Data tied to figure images

** Start **

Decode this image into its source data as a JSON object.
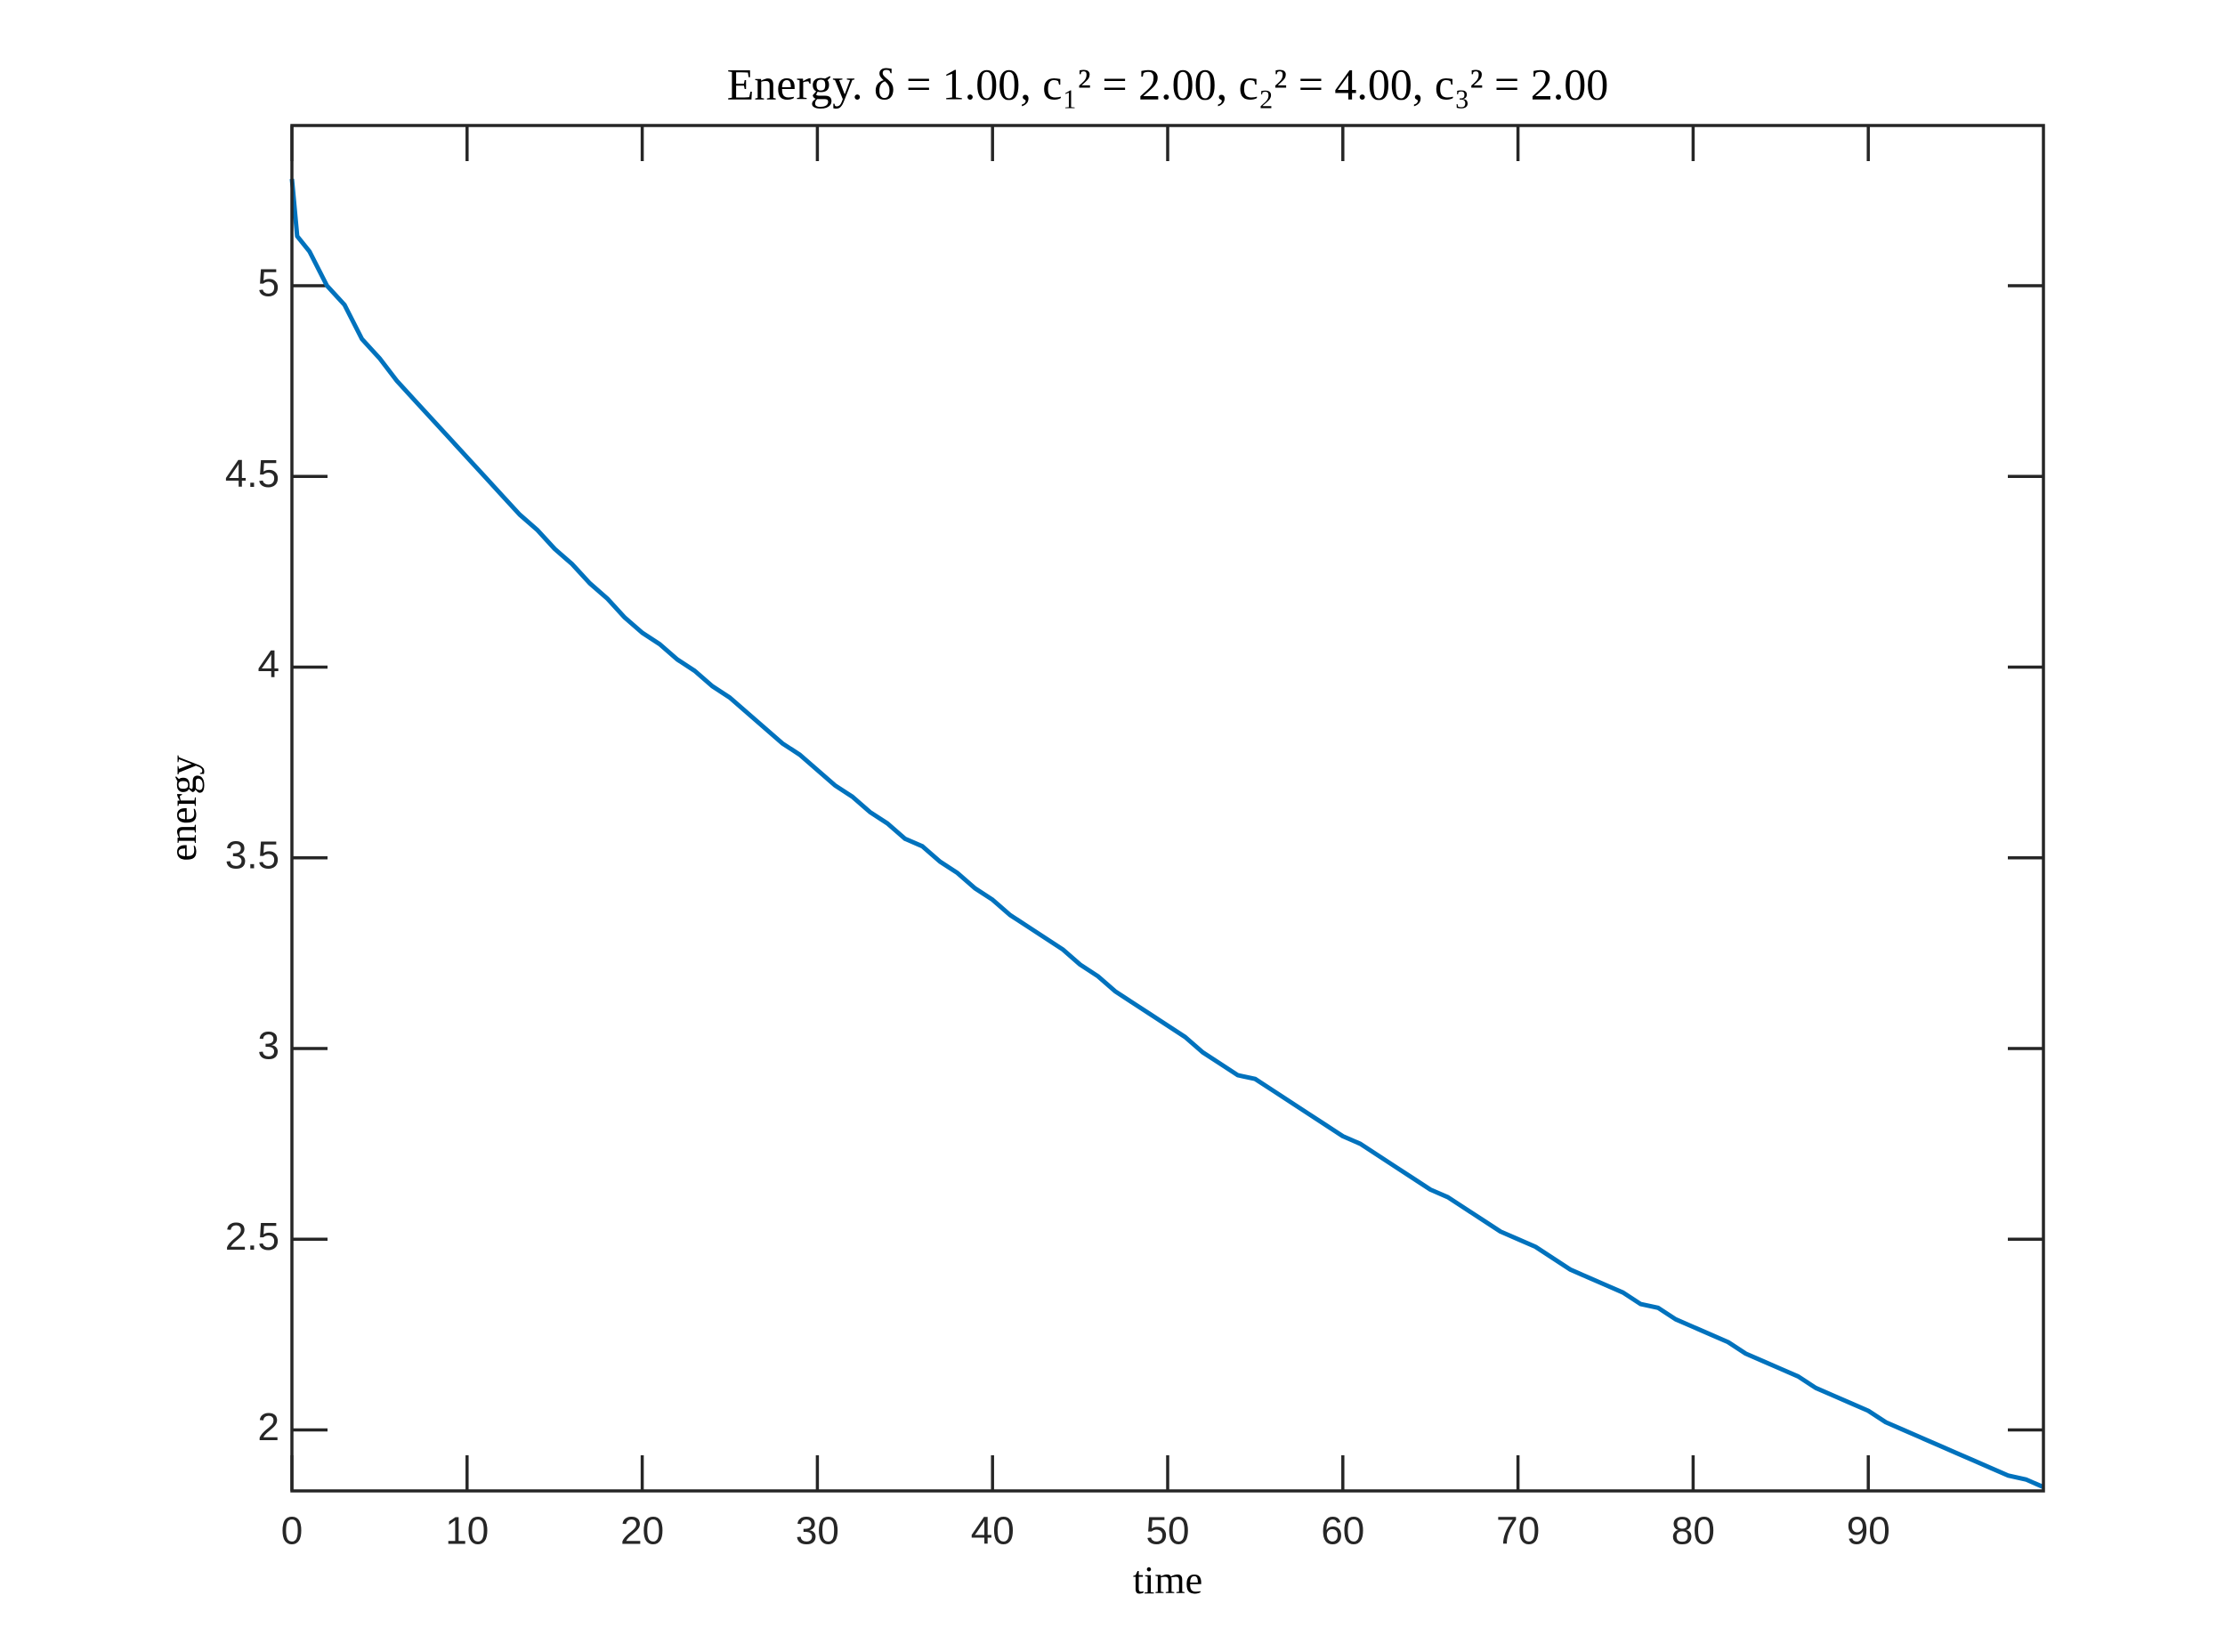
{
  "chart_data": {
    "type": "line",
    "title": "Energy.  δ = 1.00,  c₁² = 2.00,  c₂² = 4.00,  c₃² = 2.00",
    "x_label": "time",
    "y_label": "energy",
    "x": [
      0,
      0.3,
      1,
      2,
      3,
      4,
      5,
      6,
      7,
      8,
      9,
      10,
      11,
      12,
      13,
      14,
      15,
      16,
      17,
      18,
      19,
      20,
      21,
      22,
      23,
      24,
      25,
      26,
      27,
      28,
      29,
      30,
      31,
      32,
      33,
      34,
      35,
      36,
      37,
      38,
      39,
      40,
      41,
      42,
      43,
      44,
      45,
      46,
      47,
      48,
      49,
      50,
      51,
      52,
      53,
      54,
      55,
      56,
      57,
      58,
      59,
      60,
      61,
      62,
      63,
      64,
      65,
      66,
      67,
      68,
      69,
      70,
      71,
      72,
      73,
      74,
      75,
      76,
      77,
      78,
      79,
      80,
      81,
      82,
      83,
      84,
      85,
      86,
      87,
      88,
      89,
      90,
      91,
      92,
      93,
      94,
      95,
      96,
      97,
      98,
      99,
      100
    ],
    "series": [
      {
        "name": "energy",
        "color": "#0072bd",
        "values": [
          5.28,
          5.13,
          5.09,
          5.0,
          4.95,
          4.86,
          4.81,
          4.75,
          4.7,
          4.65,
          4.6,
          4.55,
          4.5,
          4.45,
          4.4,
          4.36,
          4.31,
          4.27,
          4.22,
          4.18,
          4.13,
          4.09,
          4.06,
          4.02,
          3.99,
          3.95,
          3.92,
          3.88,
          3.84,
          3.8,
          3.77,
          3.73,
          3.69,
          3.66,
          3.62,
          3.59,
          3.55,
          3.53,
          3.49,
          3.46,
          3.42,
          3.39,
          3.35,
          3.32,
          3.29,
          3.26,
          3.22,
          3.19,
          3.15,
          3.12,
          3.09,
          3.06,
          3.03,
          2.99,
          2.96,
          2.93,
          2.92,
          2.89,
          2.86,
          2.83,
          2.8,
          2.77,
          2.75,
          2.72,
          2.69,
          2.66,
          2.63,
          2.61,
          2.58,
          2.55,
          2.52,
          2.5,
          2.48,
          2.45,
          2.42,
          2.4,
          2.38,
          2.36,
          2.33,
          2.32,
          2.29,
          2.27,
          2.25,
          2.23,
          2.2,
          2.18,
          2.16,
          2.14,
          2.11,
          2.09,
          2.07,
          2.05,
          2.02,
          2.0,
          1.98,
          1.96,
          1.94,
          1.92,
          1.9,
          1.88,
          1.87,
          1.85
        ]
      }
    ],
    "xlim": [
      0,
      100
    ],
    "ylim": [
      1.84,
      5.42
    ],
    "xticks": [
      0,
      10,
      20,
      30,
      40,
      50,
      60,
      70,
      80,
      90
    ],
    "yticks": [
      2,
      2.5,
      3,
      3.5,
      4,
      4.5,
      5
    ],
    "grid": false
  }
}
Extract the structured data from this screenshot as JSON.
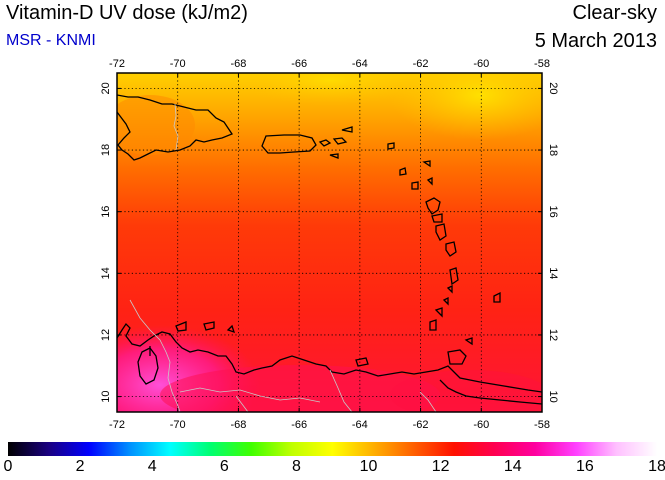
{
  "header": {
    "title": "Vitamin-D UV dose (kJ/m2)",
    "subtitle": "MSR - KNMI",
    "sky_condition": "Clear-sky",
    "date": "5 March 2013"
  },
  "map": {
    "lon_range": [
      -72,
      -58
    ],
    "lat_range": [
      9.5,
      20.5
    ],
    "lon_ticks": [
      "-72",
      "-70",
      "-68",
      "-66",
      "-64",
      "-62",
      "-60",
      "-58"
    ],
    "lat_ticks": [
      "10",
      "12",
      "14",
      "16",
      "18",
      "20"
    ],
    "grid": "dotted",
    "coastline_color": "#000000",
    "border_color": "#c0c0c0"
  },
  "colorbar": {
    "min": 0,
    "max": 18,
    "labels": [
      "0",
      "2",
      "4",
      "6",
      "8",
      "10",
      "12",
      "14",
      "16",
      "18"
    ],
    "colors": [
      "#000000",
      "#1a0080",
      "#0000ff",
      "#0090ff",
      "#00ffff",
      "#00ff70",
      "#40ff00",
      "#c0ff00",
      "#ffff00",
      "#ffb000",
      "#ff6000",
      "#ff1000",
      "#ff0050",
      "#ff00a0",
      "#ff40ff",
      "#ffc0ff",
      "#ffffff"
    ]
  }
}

** End **

▶ **What you will do**:
Out of the material above, gather each line where "JSON" appears.

▶ **Expected output**:
Decode this image into its source data as a JSON object.
Extract the structured data from this screenshot as JSON.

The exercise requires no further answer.